◆ EXERCISE GOAL
Quote all entries exactly, leaving pictures aside.

★ ★ ★ ★ ★

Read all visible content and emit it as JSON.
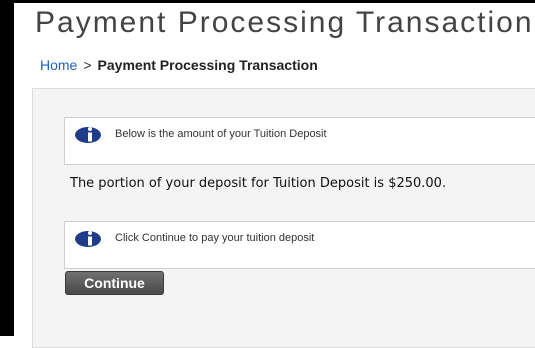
{
  "header": {
    "title": "Payment Processing Transaction"
  },
  "breadcrumb": {
    "home": "Home",
    "separator": ">",
    "current": "Payment Processing Transaction"
  },
  "notices": [
    {
      "text": "Below is the amount of your Tuition Deposit",
      "icon": "info-icon"
    },
    {
      "text": "Click Continue to pay your tuition deposit",
      "icon": "info-icon"
    }
  ],
  "deposit": {
    "message": "The portion of your deposit for Tuition Deposit is $250.00."
  },
  "actions": {
    "continue_label": "Continue"
  },
  "colors": {
    "link": "#1a63b8",
    "icon": "#1f3c8a",
    "button": "#5a5a5a",
    "title": "#444444"
  }
}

★ ★ ★ ★ ★

◆ FINISHED EXERCISE
Read all visible content and emit it as JSON.
{
  "header": {
    "title": "Payment Processing Transaction"
  },
  "breadcrumb": {
    "home": "Home",
    "separator": ">",
    "current": "Payment Processing Transaction"
  },
  "notices": [
    {
      "text": "Below is the amount of your Tuition Deposit",
      "icon": "info-icon"
    },
    {
      "text": "Click Continue to pay your tuition deposit",
      "icon": "info-icon"
    }
  ],
  "deposit": {
    "message": "The portion of your deposit for Tuition Deposit is $250.00."
  },
  "actions": {
    "continue_label": "Continue"
  },
  "colors": {
    "link": "#1a63b8",
    "icon": "#1f3c8a",
    "button": "#5a5a5a",
    "title": "#444444"
  }
}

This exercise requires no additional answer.